== ROWS ==

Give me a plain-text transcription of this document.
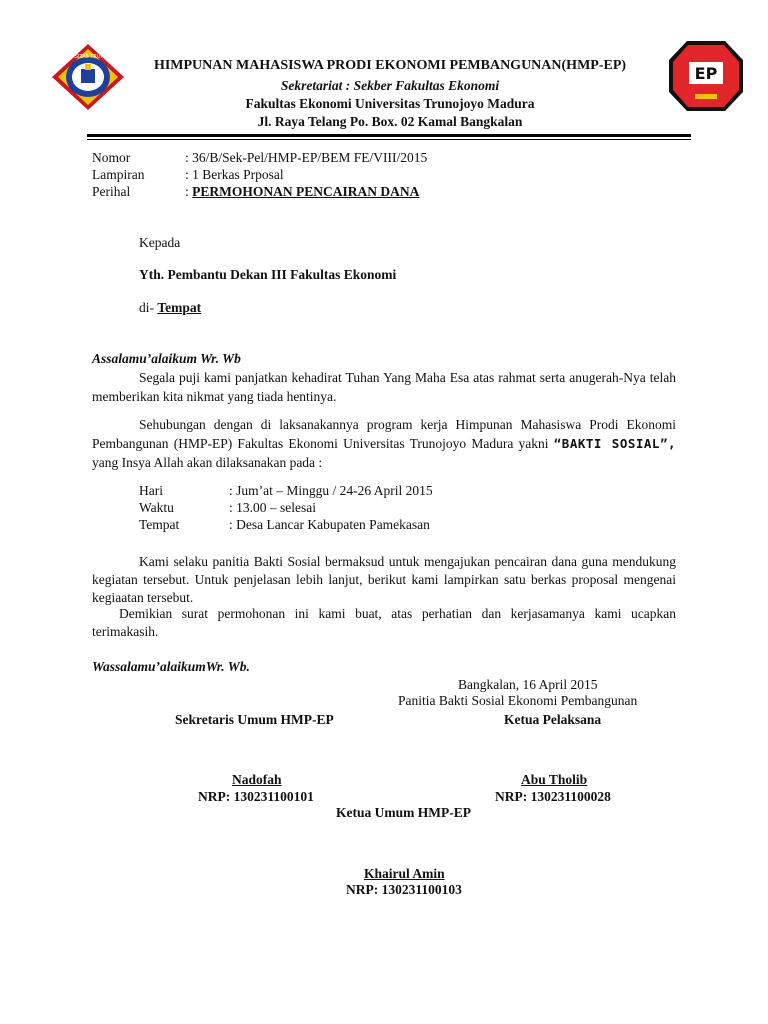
UNIVERSITAS TRUNOJOYO
EP
HIMPUNAN MAHASISWA PRODI EKONOMI PEMBANGUNAN(HMP-EP)
Sekretariat : Sekber Fakultas Ekonomi
Fakultas Ekonomi Universitas Trunojoyo Madura
Jl. Raya Telang Po. Box. 02 Kamal Bangkalan
Nomor	: 36/B/Sek-Pel/HMP-EP/BEM FE/VIII/2015
Lampiran	: 1 Berkas Prposal
Perihal	: PERMOHONAN PENCAIRAN DANA
Kepada
Yth. Pembantu Dekan III Fakultas Ekonomi
di- Tempat
Assalamu’alaikum Wr. Wb
Segala puji kami panjatkan kehadirat Tuhan Yang Maha Esa atas rahmat serta anugerah-Nya telah memberikan kita nikmat yang tiada hentinya.
Sehubungan dengan di laksanakannya program kerja Himpunan Mahasiswa Prodi Ekonomi Pembangunan (HMP-EP) Fakultas Ekonomi Universitas Trunojoyo Madura yakni “BAKTI SOSIAL”, yang Insya Allah akan dilaksanakan pada :
Hari	: Jum’at – Minggu / 24-26 April 2015
Waktu	: 13.00 – selesai
Tempat	: Desa Lancar Kabupaten Pamekasan
Kami selaku panitia Bakti Sosial bermaksud untuk mengajukan pencairan dana guna mendukung kegiatan tersebut. Untuk penjelasan lebih lanjut, berikut kami lampirkan satu berkas proposal mengenai kegiaatan tersebut.
Demikian surat permohonan ini kami buat, atas perhatian dan kerjasamanya kami ucapkan terimakasih.
Wassalamu’alaikumWr. Wb.
Bangkalan, 16 April 2015
Panitia Bakti Sosial Ekonomi Pembangunan
Sekretaris Umum HMP-EP	Ketua Pelaksana
Nadofah	Abu Tholib
NRP: 130231100101	NRP: 130231100028
Ketua Umum HMP-EP
Khairul Amin
NRP: 130231100103
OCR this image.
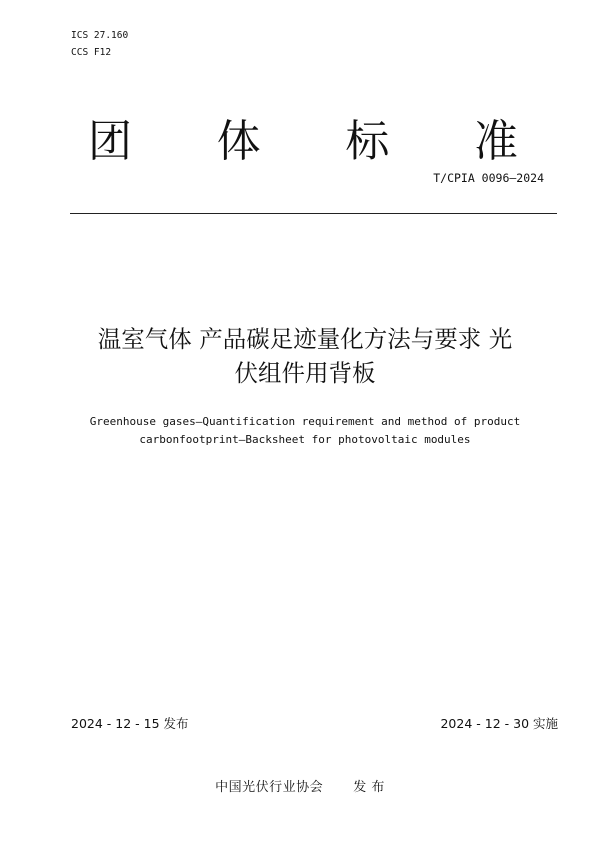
ICS 27.160
CCS F12
团 体 标 准
T/CPIA 0096—2024
温室气体 产品碳足迹量化方法与要求 光
伏组件用背板
Greenhouse gases—Quantification requirement and method of product
carbonfootprint—Backsheet for photovoltaic modules
2024 - 12 - 15 发布	2024 - 12 - 30 实施
中国光伏行业协会 发 布
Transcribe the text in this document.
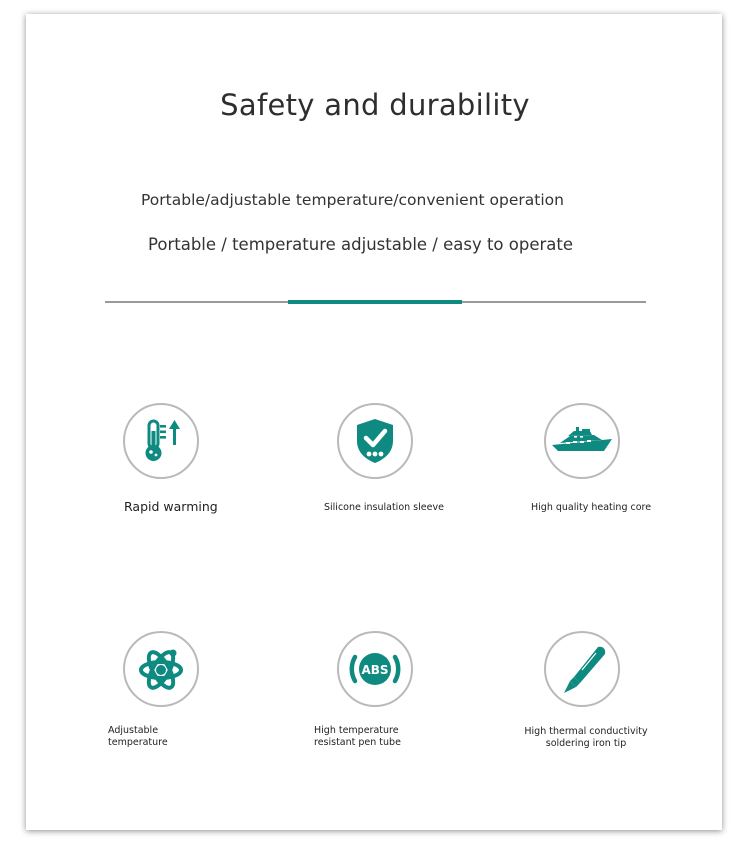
Safety and durability
Portable/adjustable temperature/convenient operation
Portable / temperature adjustable / easy to operate
Rapid warming	Silicone insulation sleeve	High quality heating core
Adjustable
temperature
ABS
High temperature
resistant pen tube
High thermal conductivity
soldering iron tip
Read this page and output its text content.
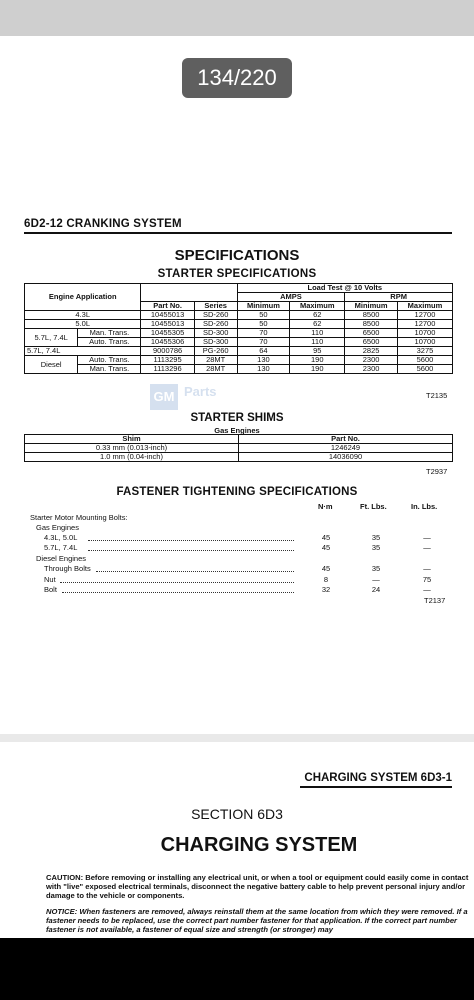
134/220
6D2-12 CRANKING SYSTEM
SPECIFICATIONS
STARTER SPECIFICATIONS
Engine Application				Load Test @ 10 Volts			
				AMPS		RPM	
		Part No.	Series	Minimum	Maximum	Minimum	Maximum
4.3L		10455013	SD-260	50	62	8500	12700
5.0L		10455013	SD-260	50	62	8500	12700
5.7L, 7.4L	Man. Trans.	10455305	SD-300	70	110	6500	10700
	Auto. Trans.	10455306	SD-300	70	110	6500	10700
5.7L, 7.4L		9000786	PG-260	64	95	2825	3275
Diesel	Auto. Trans.	1113295	28MT	130	190	2300	5600
	Man. Trans.	1113296	28MT	130	190	2300	5600
T2135
GM Parts
STARTER SHIMS
Gas Engines
Shim	Part No.
0.33 mm (0.013-inch)	1246249
1.0 mm (0.04-inch)	14036090
T2937
FASTENER TIGHTENING SPECIFICATIONS
N·m	Ft. Lbs.	In. Lbs.
Starter Motor Mounting Bolts:
Gas Engines
4.3L, 5.0L	45	35	—
5.7L, 7.4L	45	35	—
Diesel Engines
Through Bolts	45	35	—
Nut	8	—	75
Bolt	32	24	—
T2137
CHARGING SYSTEM 6D3-1
SECTION 6D3
CHARGING SYSTEM
CAUTION: Before removing or installing any electrical unit, or when a tool or equipment could easily come in contact with "live" exposed electrical terminals, disconnect the negative battery cable to help prevent personal injury and/or damage to the vehicle or components.
NOTICE: When fasteners are removed, always reinstall them at the same location from which they were removed. If a fastener needs to be replaced, use the correct part number fastener for that application. If the correct part number fastener is not available, a fastener of equal size and strength (or stronger) may
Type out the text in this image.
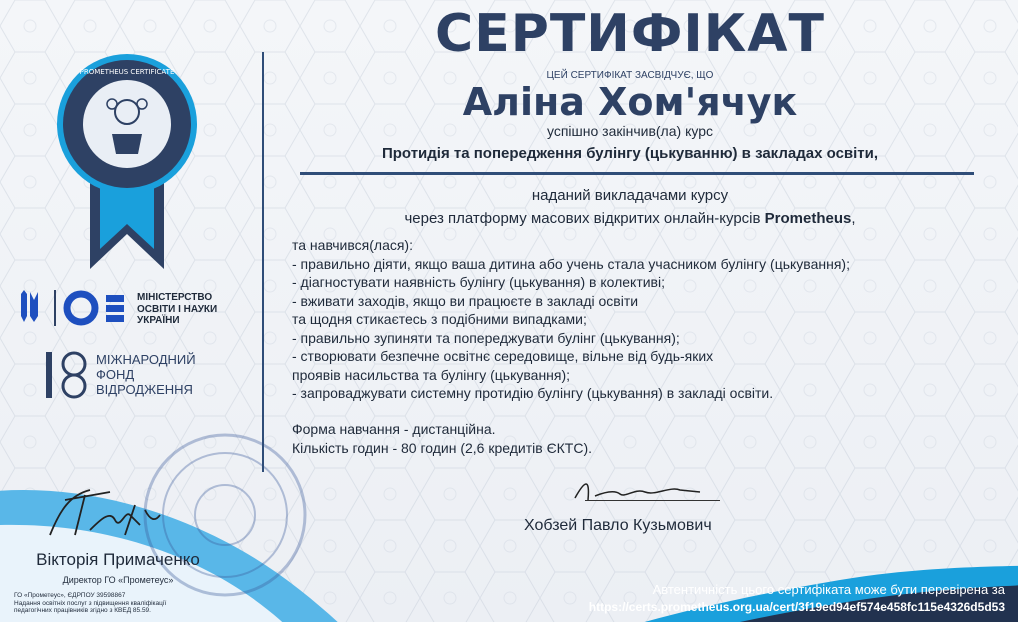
PROMETHEUS CERTIFICATE
МІНІСТЕРСТВО
ОСВІТИ І НАУКИ
УКРАЇНИ
МІЖНАРОДНИЙ
ФОНД
ВІДРОДЖЕННЯ
СЕРТИФІКАТ
ЦЕЙ СЕРТИФІКАТ ЗАСВІДЧУЄ, ЩО
Аліна Хом'ячук
успішно закінчив(ла) курс
Протидія та попередження булінгу (цькуванню) в закладах освіти,
наданий викладачами курсу
через платформу масових відкритих онлайн-курсів Prometheus,
та навчився(лася):
- правильно діяти, якщо ваша дитина або учень стала учасником булінгу (цькування);
- діагностувати наявність булінгу (цькування) в колективі;
- вживати заходів, якщо ви працюєте в закладі освіти
та щодня стикаєтесь з подібними випадками;
- правильно зупиняти та попереджувати булінг (цькування);
- створювати безпечне освітнє середовище, вільне від будь-яких
проявів насильства та булінгу (цькування);
- запроваджувати системну протидію булінгу (цькування) в закладі освіти.
Форма навчання - дистанційна.
Кількість годин - 80 годин (2,6 кредитів ЄКТС).
Хобзей Павло Кузьмович
Вікторія Примаченко
Директор ГО «Прометеус»
ГО «Прометеус», ЄДРПОУ 39598867
Надання освітніх послуг з підвищення кваліфікації
педагогічних працівників згідно з КВЕД 85.59.
Автентичність цього сертифіката може бути перевірена за
https://certs.prometheus.org.ua/cert/3f19ed94ef574e458fc115e4326d5d53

===

DESCRIPTION OF THE TASK:
Without the pictures, transcribe the listing above exactly.

ANSWER TO THE PROBLEM:
Give me a plain-text transcription of this document.
UNIVERSITAS TRUNOJOYO
EP
HIMPUNAN MAHASISWA PRODI EKONOMI PEMBANGUNAN(HMP-EP)
Sekretariat : Sekber Fakultas Ekonomi
Fakultas Ekonomi Universitas Trunojoyo Madura
Jl. Raya Telang Po. Box. 02 Kamal Bangkalan
Nomor	: 36/B/Sek-Pel/HMP-EP/BEM FE/VIII/2015
Lampiran	: 1 Berkas Prposal
Perihal	: PERMOHONAN PENCAIRAN DANA
Kepada
Yth. Pembantu Dekan III Fakultas Ekonomi
di- Tempat
Assalamu’alaikum Wr. Wb
Segala puji kami panjatkan kehadirat Tuhan Yang Maha Esa atas rahmat serta anugerah-Nya telah memberikan kita nikmat yang tiada hentinya.
Sehubungan dengan di laksanakannya program kerja Himpunan Mahasiswa Prodi Ekonomi Pembangunan (HMP-EP) Fakultas Ekonomi Universitas Trunojoyo Madura yakni “BAKTI SOSIAL”, yang Insya Allah akan dilaksanakan pada :
Hari	: Jum’at – Minggu / 24-26 April 2015
Waktu	: 13.00 – selesai
Tempat	: Desa Lancar Kabupaten Pamekasan
Kami selaku panitia Bakti Sosial bermaksud untuk mengajukan pencairan dana guna mendukung kegiatan tersebut. Untuk penjelasan lebih lanjut, berikut kami lampirkan satu berkas proposal mengenai kegiaatan tersebut.
Demikian surat permohonan ini kami buat, atas perhatian dan kerjasamanya kami ucapkan terimakasih.
Wassalamu’alaikumWr. Wb.
Bangkalan, 16 April 2015
Panitia Bakti Sosial Ekonomi Pembangunan
Sekretaris Umum HMP-EP	Ketua Pelaksana
Nadofah	Abu Tholib
NRP: 130231100101	NRP: 130231100028
Ketua Umum HMP-EP
Khairul Amin
NRP: 130231100103
OCR this image.
ICS 27.160
CCS F12
团 体 标 准
T/CPIA 0096—2024
温室气体 产品碳足迹量化方法与要求 光
伏组件用背板
Greenhouse gases—Quantification requirement and method of product
carbonfootprint—Backsheet for photovoltaic modules
2024 - 12 - 15 发布	2024 - 12 - 30 实施
中国光伏行业协会 发 布
Transcribe the text in this document.
Safety and durability
Portable/adjustable temperature/convenient operation
Portable / temperature adjustable / easy to operate
Rapid warming	Silicone insulation sleeve	High quality heating core
Adjustable
temperature
ABS
High temperature
resistant pen tube
High thermal conductivity
soldering iron tip
Read this page and output its text content.
134/220
6D2-12 CRANKING SYSTEM
SPECIFICATIONS
STARTER SPECIFICATIONS
Engine Application				Load Test @ 10 Volts			
				AMPS		RPM	
		Part No.	Series	Minimum	Maximum	Minimum	Maximum
4.3L		10455013	SD-260	50	62	8500	12700
5.0L		10455013	SD-260	50	62	8500	12700
5.7L, 7.4L	Man. Trans.	10455305	SD-300	70	110	6500	10700
	Auto. Trans.	10455306	SD-300	70	110	6500	10700
5.7L, 7.4L		9000786	PG-260	64	95	2825	3275
Diesel	Auto. Trans.	1113295	28MT	130	190	2300	5600
	Man. Trans.	1113296	28MT	130	190	2300	5600
T2135
GM Parts
STARTER SHIMS
Gas Engines
Shim	Part No.
0.33 mm (0.013-inch)	1246249
1.0 mm (0.04-inch)	14036090
T2937
FASTENER TIGHTENING SPECIFICATIONS
N·m	Ft. Lbs.	In. Lbs.
Starter Motor Mounting Bolts:
Gas Engines
4.3L, 5.0L	45	35	—
5.7L, 7.4L	45	35	—
Diesel Engines
Through Bolts	45	35	—
Nut	8	—	75
Bolt	32	24	—
T2137
CHARGING SYSTEM 6D3-1
SECTION 6D3
CHARGING SYSTEM
CAUTION: Before removing or installing any electrical unit, or when a tool or equipment could easily come in contact with "live" exposed electrical terminals, disconnect the negative battery cable to help prevent personal injury and/or damage to the vehicle or components.
NOTICE: When fasteners are removed, always reinstall them at the same location from which they were removed. If a fastener needs to be replaced, use the correct part number fastener for that application. If the correct part number fastener is not available, a fastener of equal size and strength (or stronger) may
Type out the text in this image.
PROMETHEUS CERTIFICATE
МІНІСТЕРСТВО
ОСВІТИ І НАУКИ
УКРАЇНИ
МІЖНАРОДНИЙ
ФОНД
ВІДРОДЖЕННЯ
СЕРТИФІКАТ
ЦЕЙ СЕРТИФІКАТ ЗАСВІДЧУЄ, ЩО
Аліна Хом'ячук
успішно закінчив(ла) курс
Протидія та попередження булінгу (цькуванню) в закладах освіти,
наданий викладачами курсу
через платформу масових відкритих онлайн-курсів Prometheus,
та навчився(лася):
- правильно діяти, якщо ваша дитина або учень стала учасником булінгу (цькування);
- діагностувати наявність булінгу (цькування) в колективі;
- вживати заходів, якщо ви працюєте в закладі освіти
та щодня стикаєтесь з подібними випадками;
- правильно зупиняти та попереджувати булінг (цькування);
- створювати безпечне освітнє середовище, вільне від будь-яких
проявів насильства та булінгу (цькування);
- запроваджувати системну протидію булінгу (цькування) в закладі освіти.
Форма навчання - дистанційна.
Кількість годин - 80 годин (2,6 кредитів ЄКТС).
Хобзей Павло Кузьмович
Вікторія Примаченко
Директор ГО «Прометеус»
ГО «Прометеус», ЄДРПОУ 39598867
Надання освітніх послуг з підвищення кваліфікації
педагогічних працівників згідно з КВЕД 85.59.
Автентичність цього сертифіката може бути перевірена за
https://certs.prometheus.org.ua/cert/3f19ed94ef574e458fc115e4326d5d53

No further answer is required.